Collected data entries
——————————
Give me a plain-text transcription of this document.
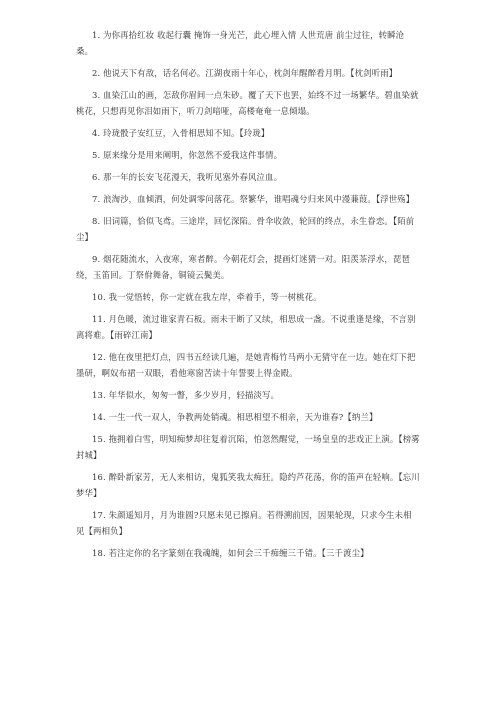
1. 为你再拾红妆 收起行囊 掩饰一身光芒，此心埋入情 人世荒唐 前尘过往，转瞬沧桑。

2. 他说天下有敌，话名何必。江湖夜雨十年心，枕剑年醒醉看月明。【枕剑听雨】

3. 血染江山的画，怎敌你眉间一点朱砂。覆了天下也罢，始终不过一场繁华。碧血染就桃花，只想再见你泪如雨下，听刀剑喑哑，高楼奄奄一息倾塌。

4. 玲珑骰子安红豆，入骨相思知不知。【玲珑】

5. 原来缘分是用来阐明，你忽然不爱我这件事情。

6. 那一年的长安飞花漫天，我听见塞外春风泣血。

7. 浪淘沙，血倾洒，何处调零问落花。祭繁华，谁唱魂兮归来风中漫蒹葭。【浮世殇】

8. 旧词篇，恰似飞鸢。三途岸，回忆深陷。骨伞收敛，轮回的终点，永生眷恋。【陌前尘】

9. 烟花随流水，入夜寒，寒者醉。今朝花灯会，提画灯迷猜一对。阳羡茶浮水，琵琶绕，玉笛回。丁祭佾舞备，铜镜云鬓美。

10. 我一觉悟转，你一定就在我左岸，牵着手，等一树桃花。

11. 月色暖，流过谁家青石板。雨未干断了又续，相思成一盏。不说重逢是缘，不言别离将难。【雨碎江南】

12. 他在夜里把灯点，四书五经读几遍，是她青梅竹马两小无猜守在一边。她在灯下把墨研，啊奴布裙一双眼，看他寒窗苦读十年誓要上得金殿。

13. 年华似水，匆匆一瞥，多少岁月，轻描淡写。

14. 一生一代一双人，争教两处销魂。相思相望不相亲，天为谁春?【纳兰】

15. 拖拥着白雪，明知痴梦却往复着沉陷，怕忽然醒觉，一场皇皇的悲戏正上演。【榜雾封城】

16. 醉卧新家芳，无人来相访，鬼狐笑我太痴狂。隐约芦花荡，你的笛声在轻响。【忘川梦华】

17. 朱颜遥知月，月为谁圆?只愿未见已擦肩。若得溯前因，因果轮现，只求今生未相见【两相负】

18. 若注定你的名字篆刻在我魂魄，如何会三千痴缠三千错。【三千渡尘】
——————————
Requirements –
Retype all entries exactly as they appear, dropping the images.

Exercise result –
Give me a plain-text transcription of this document.
1. 为你再拾红妆 收起行囊 掩饰一身光芒，此心埋入情 人世荒唐 前尘过往，转瞬沧桑。

2. 他说天下有敌，话名何必。江湖夜雨十年心，枕剑年醒醉看月明。【枕剑听雨】

3. 血染江山的画，怎敌你眉间一点朱砂。覆了天下也罢，始终不过一场繁华。碧血染就桃花，只想再见你泪如雨下，听刀剑喑哑，高楼奄奄一息倾塌。

4. 玲珑骰子安红豆，入骨相思知不知。【玲珑】

5. 原来缘分是用来阐明，你忽然不爱我这件事情。

6. 那一年的长安飞花漫天，我听见塞外春风泣血。

7. 浪淘沙，血倾洒，何处调零问落花。祭繁华，谁唱魂兮归来风中漫蒹葭。【浮世殇】

8. 旧词篇，恰似飞鸢。三途岸，回忆深陷。骨伞收敛，轮回的终点，永生眷恋。【陌前尘】

9. 烟花随流水，入夜寒，寒者醉。今朝花灯会，提画灯迷猜一对。阳羡茶浮水，琵琶绕，玉笛回。丁祭佾舞备，铜镜云鬓美。

10. 我一觉悟转，你一定就在我左岸，牵着手，等一树桃花。

11. 月色暖，流过谁家青石板。雨未干断了又续，相思成一盏。不说重逢是缘，不言别离将难。【雨碎江南】

12. 他在夜里把灯点，四书五经读几遍，是她青梅竹马两小无猜守在一边。她在灯下把墨研，啊奴布裙一双眼，看他寒窗苦读十年誓要上得金殿。

13. 年华似水，匆匆一瞥，多少岁月，轻描淡写。

14. 一生一代一双人，争教两处销魂。相思相望不相亲，天为谁春?【纳兰】

15. 拖拥着白雪，明知痴梦却往复着沉陷，怕忽然醒觉，一场皇皇的悲戏正上演。【榜雾封城】

16. 醉卧新家芳，无人来相访，鬼狐笑我太痴狂。隐约芦花荡，你的笛声在轻响。【忘川梦华】

17. 朱颜遥知月，月为谁圆?只愿未见已擦肩。若得溯前因，因果轮现，只求今生未相见【两相负】

18. 若注定你的名字篆刻在我魂魄，如何会三千痴缠三千错。【三千渡尘】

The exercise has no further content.